_REQUIREMENTS_
Copy out lines with the word "Cheyenne" from the material that follows.

_WORKING DATA_
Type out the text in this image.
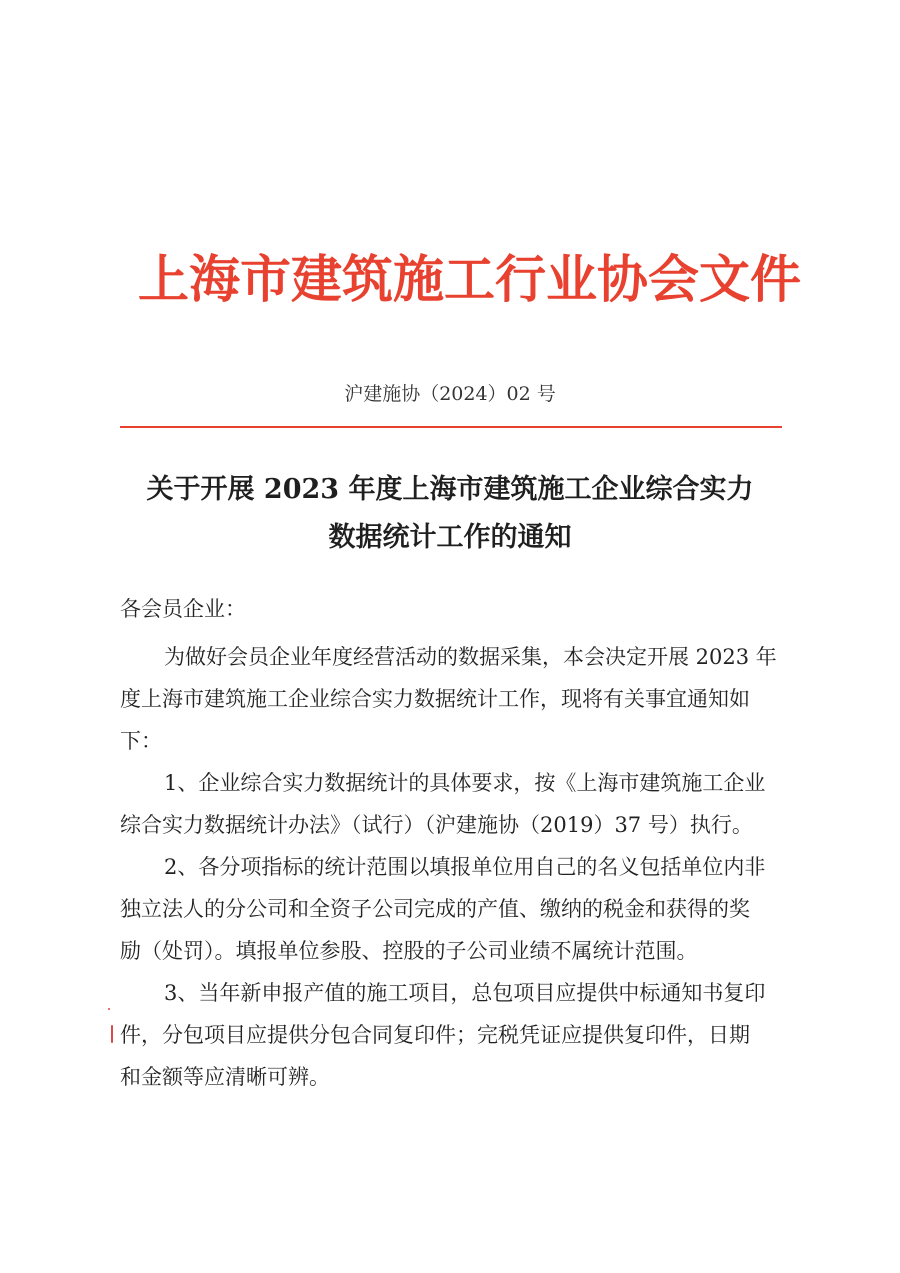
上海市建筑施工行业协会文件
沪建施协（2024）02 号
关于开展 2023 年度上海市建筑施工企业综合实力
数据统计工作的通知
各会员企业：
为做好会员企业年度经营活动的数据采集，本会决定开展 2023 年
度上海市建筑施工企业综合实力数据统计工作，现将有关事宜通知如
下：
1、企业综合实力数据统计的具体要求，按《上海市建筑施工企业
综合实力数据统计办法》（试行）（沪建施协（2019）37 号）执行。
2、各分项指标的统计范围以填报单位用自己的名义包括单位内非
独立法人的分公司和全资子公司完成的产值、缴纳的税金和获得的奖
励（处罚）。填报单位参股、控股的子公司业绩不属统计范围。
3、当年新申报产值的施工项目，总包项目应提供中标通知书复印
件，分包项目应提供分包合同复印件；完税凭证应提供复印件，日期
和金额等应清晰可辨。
--
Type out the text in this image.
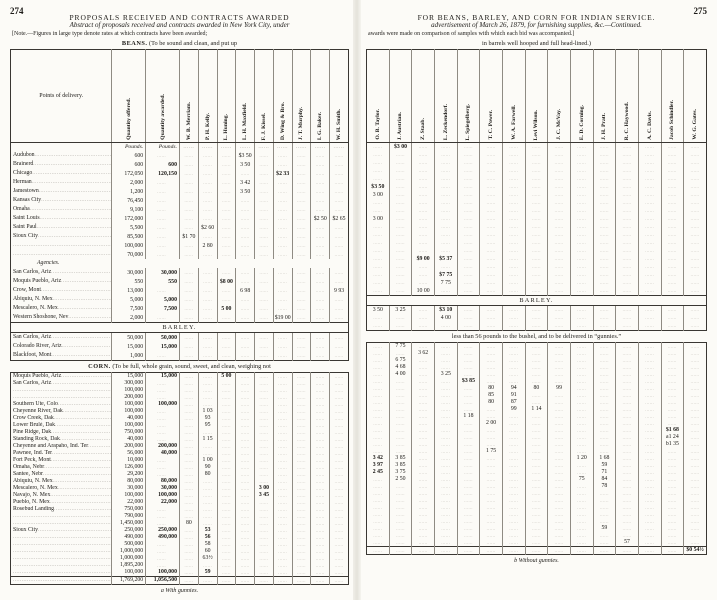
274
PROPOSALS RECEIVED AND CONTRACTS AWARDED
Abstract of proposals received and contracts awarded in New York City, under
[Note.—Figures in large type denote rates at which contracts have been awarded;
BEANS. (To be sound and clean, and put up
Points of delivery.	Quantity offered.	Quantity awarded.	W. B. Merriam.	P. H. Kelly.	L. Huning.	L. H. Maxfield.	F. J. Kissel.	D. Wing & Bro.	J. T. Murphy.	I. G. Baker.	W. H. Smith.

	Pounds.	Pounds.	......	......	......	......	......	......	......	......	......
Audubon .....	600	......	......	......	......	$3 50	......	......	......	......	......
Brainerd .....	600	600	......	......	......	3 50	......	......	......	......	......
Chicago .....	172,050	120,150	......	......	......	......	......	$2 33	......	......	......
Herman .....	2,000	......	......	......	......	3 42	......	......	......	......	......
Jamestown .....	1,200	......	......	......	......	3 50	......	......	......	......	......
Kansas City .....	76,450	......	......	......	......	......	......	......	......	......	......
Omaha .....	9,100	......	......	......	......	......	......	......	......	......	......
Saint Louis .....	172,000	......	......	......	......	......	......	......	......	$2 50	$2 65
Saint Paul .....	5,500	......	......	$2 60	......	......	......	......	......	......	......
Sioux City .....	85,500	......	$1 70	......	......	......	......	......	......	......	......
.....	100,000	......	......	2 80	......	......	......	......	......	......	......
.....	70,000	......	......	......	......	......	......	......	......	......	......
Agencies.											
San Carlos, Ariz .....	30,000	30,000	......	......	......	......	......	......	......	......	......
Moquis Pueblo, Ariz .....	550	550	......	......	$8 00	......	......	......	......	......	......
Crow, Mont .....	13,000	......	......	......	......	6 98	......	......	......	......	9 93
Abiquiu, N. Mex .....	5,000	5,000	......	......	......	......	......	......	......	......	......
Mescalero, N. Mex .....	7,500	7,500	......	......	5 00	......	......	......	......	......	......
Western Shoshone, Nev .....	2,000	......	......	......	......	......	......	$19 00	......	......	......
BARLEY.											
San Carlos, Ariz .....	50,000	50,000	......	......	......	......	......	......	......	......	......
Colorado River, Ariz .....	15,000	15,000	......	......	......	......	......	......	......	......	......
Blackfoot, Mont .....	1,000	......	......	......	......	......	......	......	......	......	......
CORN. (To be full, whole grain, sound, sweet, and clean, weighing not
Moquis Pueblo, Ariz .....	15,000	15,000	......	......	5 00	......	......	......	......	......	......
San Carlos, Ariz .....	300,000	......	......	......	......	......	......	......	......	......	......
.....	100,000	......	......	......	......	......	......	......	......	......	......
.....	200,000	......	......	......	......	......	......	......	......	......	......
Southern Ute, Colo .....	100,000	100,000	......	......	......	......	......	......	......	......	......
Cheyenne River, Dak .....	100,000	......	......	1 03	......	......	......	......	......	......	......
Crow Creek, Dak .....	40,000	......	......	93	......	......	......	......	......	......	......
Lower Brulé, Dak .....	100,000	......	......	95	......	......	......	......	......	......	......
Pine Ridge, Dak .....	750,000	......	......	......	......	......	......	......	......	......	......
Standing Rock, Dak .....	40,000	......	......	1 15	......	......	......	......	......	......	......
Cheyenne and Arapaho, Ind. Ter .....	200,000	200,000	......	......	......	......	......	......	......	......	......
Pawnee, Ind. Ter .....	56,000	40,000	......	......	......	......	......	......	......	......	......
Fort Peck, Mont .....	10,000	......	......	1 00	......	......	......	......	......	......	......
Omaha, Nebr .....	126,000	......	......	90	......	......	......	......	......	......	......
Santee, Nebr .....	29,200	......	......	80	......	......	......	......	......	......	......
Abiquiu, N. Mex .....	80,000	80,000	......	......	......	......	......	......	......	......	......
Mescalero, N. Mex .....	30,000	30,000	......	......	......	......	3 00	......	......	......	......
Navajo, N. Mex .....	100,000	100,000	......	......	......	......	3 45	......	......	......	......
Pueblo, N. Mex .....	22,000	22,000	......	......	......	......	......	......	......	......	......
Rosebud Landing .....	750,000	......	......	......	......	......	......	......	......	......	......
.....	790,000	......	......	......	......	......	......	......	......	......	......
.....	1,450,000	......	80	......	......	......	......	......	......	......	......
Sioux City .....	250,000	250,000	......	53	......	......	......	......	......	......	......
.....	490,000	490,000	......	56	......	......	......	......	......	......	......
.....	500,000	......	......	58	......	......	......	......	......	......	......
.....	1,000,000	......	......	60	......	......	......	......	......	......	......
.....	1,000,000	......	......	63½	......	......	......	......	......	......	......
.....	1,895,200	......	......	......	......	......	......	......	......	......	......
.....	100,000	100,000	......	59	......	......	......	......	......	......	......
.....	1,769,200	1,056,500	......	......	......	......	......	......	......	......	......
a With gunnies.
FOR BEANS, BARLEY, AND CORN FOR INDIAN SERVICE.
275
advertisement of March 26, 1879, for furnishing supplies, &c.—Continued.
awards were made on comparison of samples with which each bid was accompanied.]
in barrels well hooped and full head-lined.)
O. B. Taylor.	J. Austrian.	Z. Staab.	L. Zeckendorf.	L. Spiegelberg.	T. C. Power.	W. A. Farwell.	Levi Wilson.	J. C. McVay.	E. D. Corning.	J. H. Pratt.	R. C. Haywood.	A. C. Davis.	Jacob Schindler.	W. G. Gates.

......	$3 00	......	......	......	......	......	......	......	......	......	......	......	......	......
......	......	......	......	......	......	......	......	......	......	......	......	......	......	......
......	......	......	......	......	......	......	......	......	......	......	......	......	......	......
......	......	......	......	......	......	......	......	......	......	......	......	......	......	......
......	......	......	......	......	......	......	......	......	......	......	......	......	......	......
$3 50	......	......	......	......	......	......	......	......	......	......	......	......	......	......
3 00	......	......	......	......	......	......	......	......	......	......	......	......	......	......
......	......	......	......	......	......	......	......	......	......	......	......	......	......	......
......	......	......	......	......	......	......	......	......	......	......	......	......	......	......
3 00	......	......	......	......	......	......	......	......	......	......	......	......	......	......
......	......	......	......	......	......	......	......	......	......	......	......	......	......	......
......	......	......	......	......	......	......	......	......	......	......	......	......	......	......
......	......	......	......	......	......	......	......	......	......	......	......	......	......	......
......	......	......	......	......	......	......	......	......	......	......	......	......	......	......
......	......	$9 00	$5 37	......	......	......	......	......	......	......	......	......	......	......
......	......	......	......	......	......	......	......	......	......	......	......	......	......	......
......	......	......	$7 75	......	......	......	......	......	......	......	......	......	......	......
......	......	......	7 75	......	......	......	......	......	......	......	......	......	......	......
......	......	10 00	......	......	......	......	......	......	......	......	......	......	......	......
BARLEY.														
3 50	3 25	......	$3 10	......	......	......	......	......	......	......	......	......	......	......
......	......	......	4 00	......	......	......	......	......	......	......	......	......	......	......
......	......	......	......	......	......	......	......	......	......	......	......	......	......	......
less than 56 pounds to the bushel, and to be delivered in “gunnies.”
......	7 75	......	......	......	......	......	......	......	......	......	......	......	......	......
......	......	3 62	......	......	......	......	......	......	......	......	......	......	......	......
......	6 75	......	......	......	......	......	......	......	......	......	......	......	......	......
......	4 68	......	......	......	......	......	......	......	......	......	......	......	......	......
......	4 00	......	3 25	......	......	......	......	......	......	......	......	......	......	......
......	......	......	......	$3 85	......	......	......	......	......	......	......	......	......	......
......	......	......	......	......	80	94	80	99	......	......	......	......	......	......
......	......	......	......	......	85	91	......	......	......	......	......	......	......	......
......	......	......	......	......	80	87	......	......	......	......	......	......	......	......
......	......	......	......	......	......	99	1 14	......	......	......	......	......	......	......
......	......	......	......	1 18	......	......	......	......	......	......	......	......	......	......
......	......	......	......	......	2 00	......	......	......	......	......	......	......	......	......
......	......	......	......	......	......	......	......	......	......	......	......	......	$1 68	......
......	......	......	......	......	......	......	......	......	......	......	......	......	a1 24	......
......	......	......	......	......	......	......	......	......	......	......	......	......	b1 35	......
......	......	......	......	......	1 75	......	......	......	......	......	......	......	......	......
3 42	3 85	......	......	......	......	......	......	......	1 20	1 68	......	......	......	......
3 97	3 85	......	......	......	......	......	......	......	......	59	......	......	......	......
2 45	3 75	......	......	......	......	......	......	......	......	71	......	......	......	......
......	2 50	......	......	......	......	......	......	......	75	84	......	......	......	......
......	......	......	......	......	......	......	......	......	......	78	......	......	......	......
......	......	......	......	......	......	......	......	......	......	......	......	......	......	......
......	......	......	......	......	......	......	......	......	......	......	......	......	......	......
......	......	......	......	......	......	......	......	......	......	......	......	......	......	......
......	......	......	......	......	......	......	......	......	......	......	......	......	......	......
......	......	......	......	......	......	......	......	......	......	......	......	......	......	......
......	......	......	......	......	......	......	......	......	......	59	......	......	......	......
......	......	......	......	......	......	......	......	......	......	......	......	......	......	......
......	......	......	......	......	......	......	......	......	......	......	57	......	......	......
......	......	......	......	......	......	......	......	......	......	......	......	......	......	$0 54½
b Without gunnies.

_WRITTEN ANSWER_
Cheyenne River, Dak .....	100,000	......	......	1 03	......	......	......	......	......	......	......
Cheyenne and Arapaho, Ind. Ter .....	200,000	200,000	......	......	......	......	......	......	......	......	......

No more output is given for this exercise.